EXERCISE DIRECTIONS = Update the material below by changing every "Employee2" to "Employee7" and keeping everything else the same. Leave the pictures out of your answer.

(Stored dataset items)
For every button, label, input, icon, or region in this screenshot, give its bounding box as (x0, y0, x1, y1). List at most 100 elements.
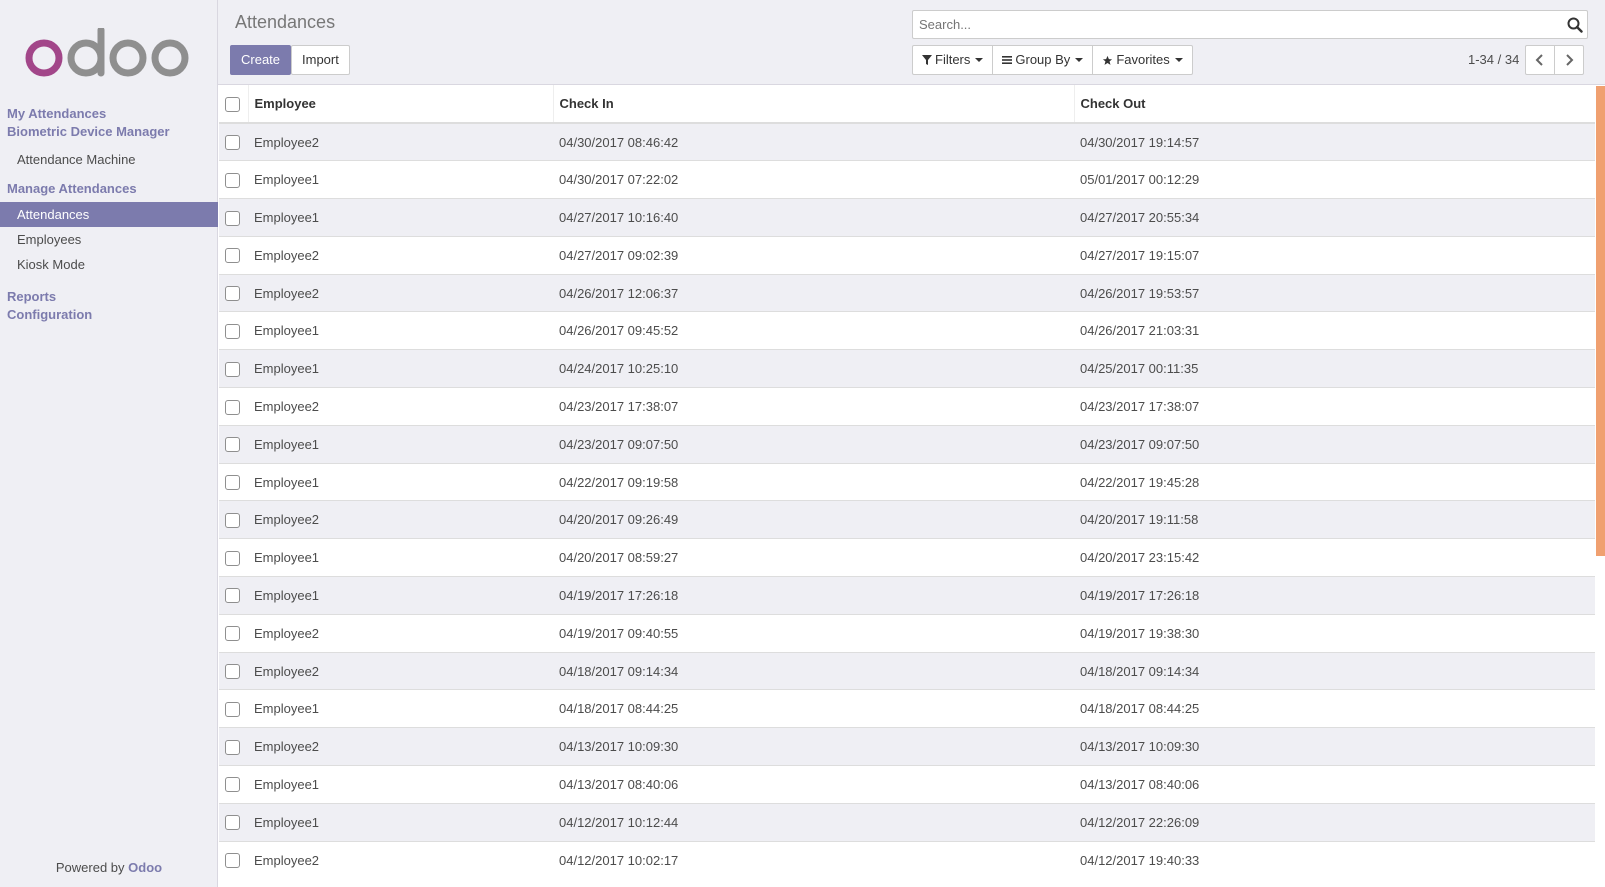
filters-button[interactable]: Filters (912, 45, 994, 75)
row-checkbox[interactable] (225, 588, 240, 604)
row-checkbox[interactable] (225, 815, 240, 831)
row-checkbox[interactable] (225, 550, 240, 566)
employee-cell: Employee1 (248, 198, 553, 237)
table-row[interactable]: Employee2 04/27/2017 09:02:39 04/27/2017 1… (219, 235, 1595, 275)
menu-my-attendances[interactable]: My Attendances (0, 105, 218, 123)
import-button[interactable]: Import (291, 45, 350, 75)
employee-cell: Employee1 (248, 802, 553, 842)
check-out-cell: 04/26/2017 19:53:57 (1074, 273, 1595, 312)
column-header-check-in[interactable]: Check In (552, 85, 1074, 124)
menu-manage-attendances[interactable]: Manage Attendances (0, 180, 218, 198)
employee-cell: Employee2 (248, 273, 553, 312)
check-in-cell: 04/18/2017 09:14:34 (553, 651, 1074, 690)
check-out-cell: 04/20/2017 19:11:58 (1074, 500, 1595, 539)
table-row[interactable]: Employee1 04/24/2017 10:25:10 04/25/2017 0… (219, 349, 1595, 388)
select-all-checkbox[interactable] (225, 96, 240, 112)
employee-cell: Employee1 (248, 349, 553, 388)
row-select-cell (219, 576, 248, 615)
favorites-label: Favorites (1116, 52, 1170, 67)
row-checkbox[interactable] (225, 777, 240, 793)
employee-cell: Employee1 (248, 765, 553, 804)
table-row[interactable]: Employee1 04/13/2017 08:40:06 04/13/2017 0… (219, 765, 1595, 804)
column-header-check-out[interactable]: Check Out (1073, 85, 1595, 124)
row-select-cell (219, 462, 248, 501)
table-row[interactable]: Employee1 04/19/2017 17:26:18 04/19/2017 1… (219, 576, 1595, 615)
create-button[interactable]: Create (230, 45, 292, 75)
odoo-logo[interactable] (24, 26, 192, 80)
row-select-cell (219, 651, 248, 690)
table-row[interactable]: Employee1 04/23/2017 09:07:50 04/23/2017 0… (219, 424, 1595, 464)
employee-cell: Employee2 (248, 122, 553, 161)
row-select-cell (219, 235, 248, 275)
menu-item-attendance-machine[interactable]: Attendance Machine (0, 147, 218, 172)
table-row[interactable]: Employee1 04/12/2017 10:12:44 04/12/2017 2… (219, 802, 1595, 842)
star-icon (1103, 55, 1113, 65)
menu-item-attendances[interactable]: Attendances (0, 202, 218, 227)
row-checkbox[interactable] (225, 135, 240, 151)
table-row[interactable]: Employee1 04/30/2017 07:22:02 05/01/2017 0… (219, 160, 1595, 199)
row-checkbox[interactable] (225, 437, 240, 453)
row-checkbox[interactable] (225, 739, 240, 755)
employee-cell: Employee1 (248, 538, 553, 577)
row-checkbox[interactable] (225, 172, 240, 188)
check-out-cell: 04/27/2017 20:55:34 (1074, 198, 1595, 237)
group-by-button[interactable]: Group By (992, 45, 1094, 75)
row-checkbox[interactable] (225, 248, 240, 264)
table-row[interactable]: Employee2 04/19/2017 09:40:55 04/19/2017 1… (219, 613, 1595, 653)
row-select-cell (219, 198, 248, 237)
row-select-cell (219, 613, 248, 653)
table-row[interactable]: Employee2 04/30/2017 08:46:42 04/30/2017 1… (219, 122, 1595, 161)
row-checkbox[interactable] (225, 512, 240, 528)
check-in-cell: 04/20/2017 09:26:49 (553, 500, 1074, 539)
table-row[interactable]: Employee2 04/13/2017 10:09:30 04/13/2017 1… (219, 727, 1595, 766)
column-header-employee[interactable]: Employee (247, 85, 553, 124)
row-checkbox[interactable] (225, 210, 240, 226)
favorites-button[interactable]: Favorites (1092, 45, 1193, 75)
menu-item-employees[interactable]: Employees (0, 227, 218, 252)
employee-cell: Employee1 (248, 424, 553, 464)
check-out-cell: 05/01/2017 00:12:29 (1074, 160, 1595, 199)
pager-previous-button[interactable] (1525, 45, 1555, 75)
row-checkbox[interactable] (225, 853, 240, 869)
check-in-cell: 04/24/2017 10:25:10 (553, 349, 1074, 388)
table-row[interactable]: Employee1 04/27/2017 10:16:40 04/27/2017 2… (219, 198, 1595, 237)
table-row[interactable]: Employee2 04/20/2017 09:26:49 04/20/2017 1… (219, 500, 1595, 539)
search-icon[interactable] (1567, 17, 1583, 33)
menu-item-kiosk-mode[interactable]: Kiosk Mode (0, 252, 218, 277)
scrollbar-thumb[interactable] (1596, 86, 1605, 556)
check-in-cell: 04/19/2017 09:40:55 (553, 613, 1074, 653)
powered-by-brand[interactable]: Odoo (128, 860, 162, 875)
row-checkbox[interactable] (225, 664, 240, 680)
table-row[interactable]: Employee2 04/18/2017 09:14:34 04/18/2017 0… (219, 651, 1595, 690)
employee-cell: Employee1 (248, 689, 553, 728)
menu-configuration[interactable]: Configuration (0, 306, 218, 324)
check-in-cell: 04/23/2017 17:38:07 (553, 387, 1074, 426)
row-checkbox[interactable] (225, 361, 240, 377)
table-row[interactable]: Employee2 04/26/2017 12:06:37 04/26/2017 1… (219, 273, 1595, 312)
check-out-cell: 04/23/2017 09:07:50 (1074, 424, 1595, 464)
pager-next-button[interactable] (1554, 45, 1584, 75)
check-in-cell: 04/23/2017 09:07:50 (553, 424, 1074, 464)
table-row[interactable]: Employee1 04/26/2017 09:45:52 04/26/2017 2… (219, 311, 1595, 350)
row-checkbox[interactable] (225, 701, 240, 717)
row-checkbox[interactable] (225, 286, 240, 302)
row-checkbox[interactable] (225, 323, 240, 339)
table-row[interactable]: Employee1 04/18/2017 08:44:25 04/18/2017 0… (219, 689, 1595, 728)
row-checkbox[interactable] (225, 626, 240, 642)
table-row[interactable]: Employee1 04/20/2017 08:59:27 04/20/2017 2… (219, 538, 1595, 577)
row-checkbox[interactable] (225, 475, 240, 491)
table-row[interactable]: Employee2 04/23/2017 17:38:07 04/23/2017 1… (219, 387, 1595, 426)
check-out-cell: 04/13/2017 08:40:06 (1074, 765, 1595, 804)
filter-icon (922, 55, 932, 65)
check-out-cell: 04/26/2017 21:03:31 (1074, 311, 1595, 350)
menu-reports[interactable]: Reports (0, 288, 218, 306)
menu-biometric-device-manager[interactable]: Biometric Device Manager (0, 123, 218, 141)
odoo-logo-icon (25, 26, 189, 77)
table-row[interactable]: Employee1 04/22/2017 09:19:58 04/22/2017 1… (219, 462, 1595, 501)
pager-value[interactable]: 1-34 / 34 (1468, 52, 1519, 67)
search-input[interactable] (913, 11, 1533, 38)
check-out-cell: 04/18/2017 08:44:25 (1074, 689, 1595, 728)
row-checkbox[interactable] (225, 399, 240, 415)
row-select-cell (219, 765, 248, 804)
table-row[interactable]: Employee2 04/12/2017 10:02:17 04/12/2017 1… (219, 840, 1595, 879)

COMPLETED EXERCISE =
For every button, label, input, icon, or region in this screenshot, give its bounding box as (x0, y0, x1, y1). List at most 100 elements.
filters-button[interactable]: Filters (912, 45, 994, 75)
row-checkbox[interactable] (225, 588, 240, 604)
row-checkbox[interactable] (225, 815, 240, 831)
row-checkbox[interactable] (225, 550, 240, 566)
employee-cell: Employee1 (248, 198, 553, 237)
table-row[interactable]: Employee7 04/27/2017 09:02:39 04/27/2017 1… (219, 235, 1595, 275)
menu-my-attendances[interactable]: My Attendances (0, 105, 218, 123)
import-button[interactable]: Import (291, 45, 350, 75)
employee-cell: Employee1 (248, 802, 553, 842)
check-out-cell: 04/26/2017 19:53:57 (1074, 273, 1595, 312)
column-header-check-in[interactable]: Check In (552, 85, 1074, 124)
menu-manage-attendances[interactable]: Manage Attendances (0, 180, 218, 198)
employee-cell: Employee7 (248, 273, 553, 312)
check-in-cell: 04/18/2017 09:14:34 (553, 651, 1074, 690)
check-out-cell: 04/20/2017 19:11:58 (1074, 500, 1595, 539)
table-row[interactable]: Employee1 04/24/2017 10:25:10 04/25/2017 0… (219, 349, 1595, 388)
select-all-checkbox[interactable] (225, 96, 240, 112)
employee-cell: Employee1 (248, 349, 553, 388)
row-select-cell (219, 576, 248, 615)
favorites-label: Favorites (1116, 52, 1170, 67)
row-checkbox[interactable] (225, 777, 240, 793)
employee-cell: Employee1 (248, 765, 553, 804)
table-row[interactable]: Employee1 04/13/2017 08:40:06 04/13/2017 0… (219, 765, 1595, 804)
column-header-check-out[interactable]: Check Out (1073, 85, 1595, 124)
row-select-cell (219, 462, 248, 501)
table-row[interactable]: Employee1 04/19/2017 17:26:18 04/19/2017 1… (219, 576, 1595, 615)
create-button[interactable]: Create (230, 45, 292, 75)
odoo-logo[interactable] (24, 26, 192, 80)
row-select-cell (219, 651, 248, 690)
table-row[interactable]: Employee1 04/23/2017 09:07:50 04/23/2017 0… (219, 424, 1595, 464)
employee-cell: Employee7 (248, 122, 553, 161)
row-select-cell (219, 235, 248, 275)
menu-item-attendance-machine[interactable]: Attendance Machine (0, 147, 218, 172)
table-row[interactable]: Employee1 04/12/2017 10:12:44 04/12/2017 2… (219, 802, 1595, 842)
star-icon (1103, 55, 1113, 65)
menu-item-attendances[interactable]: Attendances (0, 202, 218, 227)
row-checkbox[interactable] (225, 135, 240, 151)
table-row[interactable]: Employee1 04/30/2017 07:22:02 05/01/2017 0… (219, 160, 1595, 199)
row-checkbox[interactable] (225, 437, 240, 453)
row-checkbox[interactable] (225, 739, 240, 755)
employee-cell: Employee1 (248, 538, 553, 577)
row-checkbox[interactable] (225, 172, 240, 188)
check-out-cell: 04/27/2017 20:55:34 (1074, 198, 1595, 237)
group-by-button[interactable]: Group By (992, 45, 1094, 75)
row-checkbox[interactable] (225, 248, 240, 264)
table-row[interactable]: Employee7 04/19/2017 09:40:55 04/19/2017 1… (219, 613, 1595, 653)
row-select-cell (219, 198, 248, 237)
row-select-cell (219, 613, 248, 653)
table-row[interactable]: Employee7 04/30/2017 08:46:42 04/30/2017 1… (219, 122, 1595, 161)
row-checkbox[interactable] (225, 512, 240, 528)
check-in-cell: 04/20/2017 09:26:49 (553, 500, 1074, 539)
table-row[interactable]: Employee7 04/13/2017 10:09:30 04/13/2017 1… (219, 727, 1595, 766)
column-header-employee[interactable]: Employee (247, 85, 553, 124)
row-checkbox[interactable] (225, 210, 240, 226)
favorites-button[interactable]: Favorites (1092, 45, 1193, 75)
menu-item-employees[interactable]: Employees (0, 227, 218, 252)
employee-cell: Employee1 (248, 424, 553, 464)
check-out-cell: 05/01/2017 00:12:29 (1074, 160, 1595, 199)
pager-previous-button[interactable] (1525, 45, 1555, 75)
row-checkbox[interactable] (225, 853, 240, 869)
check-in-cell: 04/24/2017 10:25:10 (553, 349, 1074, 388)
table-row[interactable]: Employee1 04/27/2017 10:16:40 04/27/2017 2… (219, 198, 1595, 237)
table-row[interactable]: Employee7 04/20/2017 09:26:49 04/20/2017 1… (219, 500, 1595, 539)
search-icon[interactable] (1567, 17, 1583, 33)
menu-item-kiosk-mode[interactable]: Kiosk Mode (0, 252, 218, 277)
scrollbar-thumb[interactable] (1596, 86, 1605, 556)
check-in-cell: 04/19/2017 09:40:55 (553, 613, 1074, 653)
powered-by-brand[interactable]: Odoo (128, 860, 162, 875)
row-checkbox[interactable] (225, 664, 240, 680)
table-row[interactable]: Employee7 04/18/2017 09:14:34 04/18/2017 0… (219, 651, 1595, 690)
employee-cell: Employee1 (248, 689, 553, 728)
menu-configuration[interactable]: Configuration (0, 306, 218, 324)
check-in-cell: 04/23/2017 17:38:07 (553, 387, 1074, 426)
row-checkbox[interactable] (225, 361, 240, 377)
table-row[interactable]: Employee7 04/26/2017 12:06:37 04/26/2017 1… (219, 273, 1595, 312)
check-out-cell: 04/23/2017 09:07:50 (1074, 424, 1595, 464)
pager-next-button[interactable] (1554, 45, 1584, 75)
check-in-cell: 04/23/2017 09:07:50 (553, 424, 1074, 464)
table-row[interactable]: Employee1 04/26/2017 09:45:52 04/26/2017 2… (219, 311, 1595, 350)
row-checkbox[interactable] (225, 701, 240, 717)
row-checkbox[interactable] (225, 286, 240, 302)
row-checkbox[interactable] (225, 323, 240, 339)
table-row[interactable]: Employee1 04/18/2017 08:44:25 04/18/2017 0… (219, 689, 1595, 728)
row-checkbox[interactable] (225, 626, 240, 642)
table-row[interactable]: Employee1 04/20/2017 08:59:27 04/20/2017 2… (219, 538, 1595, 577)
row-checkbox[interactable] (225, 475, 240, 491)
table-row[interactable]: Employee7 04/23/2017 17:38:07 04/23/2017 1… (219, 387, 1595, 426)
check-out-cell: 04/13/2017 08:40:06 (1074, 765, 1595, 804)
filter-icon (922, 55, 932, 65)
check-out-cell: 04/26/2017 21:03:31 (1074, 311, 1595, 350)
menu-reports[interactable]: Reports (0, 288, 218, 306)
menu-biometric-device-manager[interactable]: Biometric Device Manager (0, 123, 218, 141)
odoo-logo-icon (25, 26, 189, 77)
table-row[interactable]: Employee1 04/22/2017 09:19:58 04/22/2017 1… (219, 462, 1595, 501)
pager-value[interactable]: 1-34 / 34 (1468, 52, 1519, 67)
search-input[interactable] (913, 11, 1533, 38)
check-out-cell: 04/18/2017 08:44:25 (1074, 689, 1595, 728)
row-checkbox[interactable] (225, 399, 240, 415)
row-select-cell (219, 765, 248, 804)
table-row[interactable]: Employee7 04/12/2017 10:02:17 04/12/2017 1… (219, 840, 1595, 879)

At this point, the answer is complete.